> _EXERCISE DETAILS_:
Read the lines below. Copy out any that hold the string "xlabel".

> _INPUT ROWS_:

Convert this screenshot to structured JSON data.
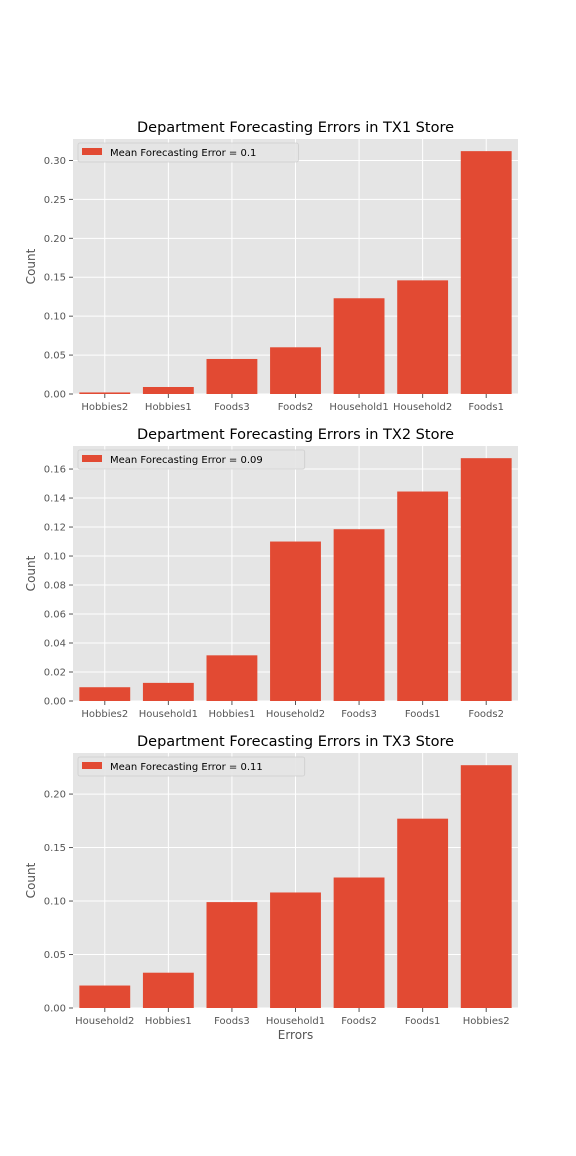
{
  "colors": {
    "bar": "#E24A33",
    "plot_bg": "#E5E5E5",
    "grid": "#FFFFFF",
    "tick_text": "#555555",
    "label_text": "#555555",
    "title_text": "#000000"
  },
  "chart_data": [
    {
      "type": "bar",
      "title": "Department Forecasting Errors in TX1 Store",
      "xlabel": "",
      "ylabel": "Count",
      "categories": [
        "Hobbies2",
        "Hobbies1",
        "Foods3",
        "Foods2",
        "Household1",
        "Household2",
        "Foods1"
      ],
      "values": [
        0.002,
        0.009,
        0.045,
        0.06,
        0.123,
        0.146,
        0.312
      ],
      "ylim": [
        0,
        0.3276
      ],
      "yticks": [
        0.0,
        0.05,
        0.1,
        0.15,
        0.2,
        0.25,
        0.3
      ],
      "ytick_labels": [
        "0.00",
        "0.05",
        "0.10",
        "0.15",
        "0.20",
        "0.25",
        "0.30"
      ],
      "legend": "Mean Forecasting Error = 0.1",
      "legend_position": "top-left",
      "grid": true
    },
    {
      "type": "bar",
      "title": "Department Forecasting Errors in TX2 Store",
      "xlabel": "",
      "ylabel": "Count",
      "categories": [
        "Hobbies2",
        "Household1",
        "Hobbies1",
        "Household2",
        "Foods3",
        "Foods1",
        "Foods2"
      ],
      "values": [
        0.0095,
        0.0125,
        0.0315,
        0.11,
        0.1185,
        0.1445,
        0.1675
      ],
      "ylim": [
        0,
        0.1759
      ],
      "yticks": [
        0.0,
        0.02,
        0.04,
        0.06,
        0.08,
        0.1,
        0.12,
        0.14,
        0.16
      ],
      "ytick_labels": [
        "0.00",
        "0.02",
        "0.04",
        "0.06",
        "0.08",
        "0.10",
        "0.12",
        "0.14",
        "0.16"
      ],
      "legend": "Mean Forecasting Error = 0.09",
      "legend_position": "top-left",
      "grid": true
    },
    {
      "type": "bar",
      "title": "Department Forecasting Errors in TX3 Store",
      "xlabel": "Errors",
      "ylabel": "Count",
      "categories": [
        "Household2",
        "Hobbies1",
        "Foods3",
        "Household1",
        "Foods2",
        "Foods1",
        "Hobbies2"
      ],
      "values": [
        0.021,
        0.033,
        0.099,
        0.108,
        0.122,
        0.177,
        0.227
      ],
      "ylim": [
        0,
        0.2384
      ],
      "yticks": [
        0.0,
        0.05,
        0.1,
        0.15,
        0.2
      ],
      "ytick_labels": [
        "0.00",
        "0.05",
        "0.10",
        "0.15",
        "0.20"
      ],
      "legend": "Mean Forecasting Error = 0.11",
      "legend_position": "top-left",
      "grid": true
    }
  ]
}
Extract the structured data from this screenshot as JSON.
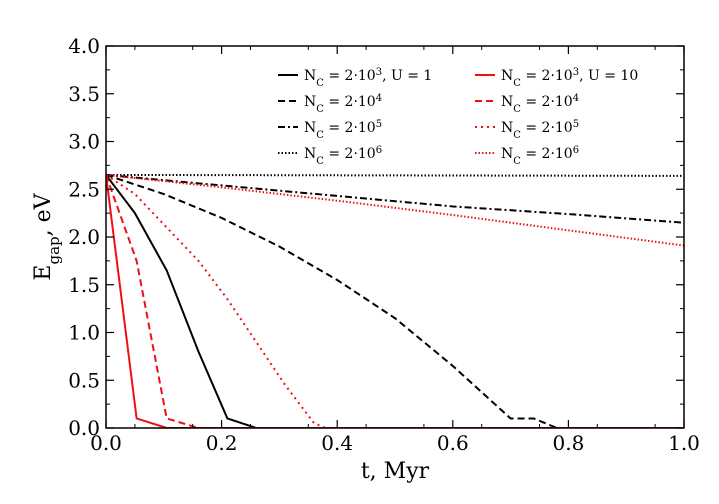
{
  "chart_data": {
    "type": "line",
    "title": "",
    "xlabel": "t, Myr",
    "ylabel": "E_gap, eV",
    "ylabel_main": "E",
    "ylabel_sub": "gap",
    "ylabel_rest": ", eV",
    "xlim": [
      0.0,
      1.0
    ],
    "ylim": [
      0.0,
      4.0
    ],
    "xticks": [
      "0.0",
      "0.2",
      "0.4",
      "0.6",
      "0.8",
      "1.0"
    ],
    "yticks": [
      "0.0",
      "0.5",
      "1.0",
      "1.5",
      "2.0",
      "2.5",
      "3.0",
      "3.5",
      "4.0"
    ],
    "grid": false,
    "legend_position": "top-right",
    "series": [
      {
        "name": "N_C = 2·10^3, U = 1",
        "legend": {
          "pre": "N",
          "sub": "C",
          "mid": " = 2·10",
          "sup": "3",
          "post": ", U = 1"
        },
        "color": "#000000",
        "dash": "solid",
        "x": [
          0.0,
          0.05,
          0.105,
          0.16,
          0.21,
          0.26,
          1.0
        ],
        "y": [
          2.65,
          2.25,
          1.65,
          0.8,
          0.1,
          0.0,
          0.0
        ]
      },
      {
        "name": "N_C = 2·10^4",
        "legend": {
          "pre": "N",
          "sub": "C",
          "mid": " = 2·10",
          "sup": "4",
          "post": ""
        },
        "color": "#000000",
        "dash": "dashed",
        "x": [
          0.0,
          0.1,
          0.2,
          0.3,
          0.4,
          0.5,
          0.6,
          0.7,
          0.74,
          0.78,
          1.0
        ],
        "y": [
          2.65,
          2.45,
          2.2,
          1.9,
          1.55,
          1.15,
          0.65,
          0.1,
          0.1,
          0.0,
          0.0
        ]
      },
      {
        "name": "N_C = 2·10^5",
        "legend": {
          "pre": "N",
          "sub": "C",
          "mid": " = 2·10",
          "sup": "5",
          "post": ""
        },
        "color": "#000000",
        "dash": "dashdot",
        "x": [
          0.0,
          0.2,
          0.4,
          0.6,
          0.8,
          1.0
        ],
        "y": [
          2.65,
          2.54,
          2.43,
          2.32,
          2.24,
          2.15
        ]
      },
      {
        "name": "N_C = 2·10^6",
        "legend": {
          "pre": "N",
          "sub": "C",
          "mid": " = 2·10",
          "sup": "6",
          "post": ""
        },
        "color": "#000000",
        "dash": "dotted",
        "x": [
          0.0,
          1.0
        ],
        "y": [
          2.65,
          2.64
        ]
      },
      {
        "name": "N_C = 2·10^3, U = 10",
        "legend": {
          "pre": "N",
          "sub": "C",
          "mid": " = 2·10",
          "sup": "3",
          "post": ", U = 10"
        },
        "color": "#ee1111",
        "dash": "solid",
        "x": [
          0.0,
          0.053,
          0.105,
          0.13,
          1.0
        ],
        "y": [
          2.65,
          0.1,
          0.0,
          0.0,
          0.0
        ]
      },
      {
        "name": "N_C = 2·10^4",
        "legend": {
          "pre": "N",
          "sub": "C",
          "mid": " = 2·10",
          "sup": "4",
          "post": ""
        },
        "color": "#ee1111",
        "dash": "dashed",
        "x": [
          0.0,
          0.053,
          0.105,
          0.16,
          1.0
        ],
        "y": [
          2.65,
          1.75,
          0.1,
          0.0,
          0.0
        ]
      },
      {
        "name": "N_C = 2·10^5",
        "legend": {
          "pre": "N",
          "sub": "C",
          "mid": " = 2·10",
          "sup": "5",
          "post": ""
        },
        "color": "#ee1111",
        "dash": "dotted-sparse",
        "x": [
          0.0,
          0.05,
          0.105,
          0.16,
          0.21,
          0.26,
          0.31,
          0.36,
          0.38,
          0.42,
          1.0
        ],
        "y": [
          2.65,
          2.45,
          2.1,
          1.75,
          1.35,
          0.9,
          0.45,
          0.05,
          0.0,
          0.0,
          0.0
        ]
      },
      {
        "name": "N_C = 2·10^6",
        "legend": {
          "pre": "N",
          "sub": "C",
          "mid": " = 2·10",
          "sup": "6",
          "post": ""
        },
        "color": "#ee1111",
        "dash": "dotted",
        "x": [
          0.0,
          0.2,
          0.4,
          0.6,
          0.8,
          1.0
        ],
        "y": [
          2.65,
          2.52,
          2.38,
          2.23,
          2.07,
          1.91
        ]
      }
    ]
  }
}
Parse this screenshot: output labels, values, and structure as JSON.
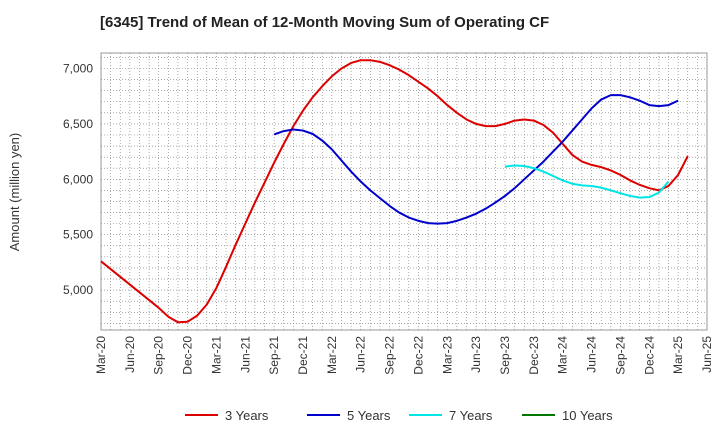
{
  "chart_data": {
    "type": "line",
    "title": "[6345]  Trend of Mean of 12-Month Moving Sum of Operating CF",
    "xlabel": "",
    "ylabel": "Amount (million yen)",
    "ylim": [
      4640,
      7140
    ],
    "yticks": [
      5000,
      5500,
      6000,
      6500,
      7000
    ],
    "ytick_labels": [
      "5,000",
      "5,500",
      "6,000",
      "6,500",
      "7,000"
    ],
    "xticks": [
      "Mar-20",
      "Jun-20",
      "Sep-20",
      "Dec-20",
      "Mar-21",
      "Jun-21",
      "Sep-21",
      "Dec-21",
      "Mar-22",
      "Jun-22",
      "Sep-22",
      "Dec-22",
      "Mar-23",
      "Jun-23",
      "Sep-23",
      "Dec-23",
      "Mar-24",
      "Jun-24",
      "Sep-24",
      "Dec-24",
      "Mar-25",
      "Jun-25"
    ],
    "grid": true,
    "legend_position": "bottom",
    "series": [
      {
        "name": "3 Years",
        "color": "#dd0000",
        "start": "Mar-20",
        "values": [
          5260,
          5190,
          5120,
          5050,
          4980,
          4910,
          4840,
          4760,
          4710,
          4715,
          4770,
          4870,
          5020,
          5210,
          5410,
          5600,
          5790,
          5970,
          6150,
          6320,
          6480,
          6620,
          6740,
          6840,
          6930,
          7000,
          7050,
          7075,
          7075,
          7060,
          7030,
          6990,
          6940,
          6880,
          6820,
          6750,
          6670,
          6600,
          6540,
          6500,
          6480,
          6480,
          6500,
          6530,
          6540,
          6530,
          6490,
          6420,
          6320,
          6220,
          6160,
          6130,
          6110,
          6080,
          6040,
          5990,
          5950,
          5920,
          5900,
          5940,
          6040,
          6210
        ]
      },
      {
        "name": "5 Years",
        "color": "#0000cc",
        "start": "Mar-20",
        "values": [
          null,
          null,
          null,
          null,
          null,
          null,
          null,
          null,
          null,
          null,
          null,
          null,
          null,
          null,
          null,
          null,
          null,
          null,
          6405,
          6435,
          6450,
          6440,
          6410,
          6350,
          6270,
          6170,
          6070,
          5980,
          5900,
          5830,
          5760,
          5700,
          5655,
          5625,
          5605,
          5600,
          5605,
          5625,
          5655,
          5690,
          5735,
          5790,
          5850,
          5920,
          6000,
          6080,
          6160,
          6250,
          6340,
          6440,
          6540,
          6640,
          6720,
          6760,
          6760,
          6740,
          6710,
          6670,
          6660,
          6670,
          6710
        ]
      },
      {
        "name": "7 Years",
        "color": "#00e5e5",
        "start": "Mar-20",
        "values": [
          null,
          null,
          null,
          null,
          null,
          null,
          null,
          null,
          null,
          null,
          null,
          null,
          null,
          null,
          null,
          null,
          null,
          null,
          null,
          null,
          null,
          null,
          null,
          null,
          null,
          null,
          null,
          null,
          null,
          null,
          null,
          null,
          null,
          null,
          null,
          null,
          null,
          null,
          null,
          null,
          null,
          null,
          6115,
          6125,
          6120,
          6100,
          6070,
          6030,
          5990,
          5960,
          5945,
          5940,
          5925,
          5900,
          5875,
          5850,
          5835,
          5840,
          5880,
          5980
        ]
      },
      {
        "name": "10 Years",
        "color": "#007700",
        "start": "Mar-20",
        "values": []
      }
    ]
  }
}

> _WORKED SOLUTION_:
      "xlabel": "",
      "xlabel": "",
      "xlabel": "Errors",
    "xlabel": "t, Myr",
    "xlabel": "",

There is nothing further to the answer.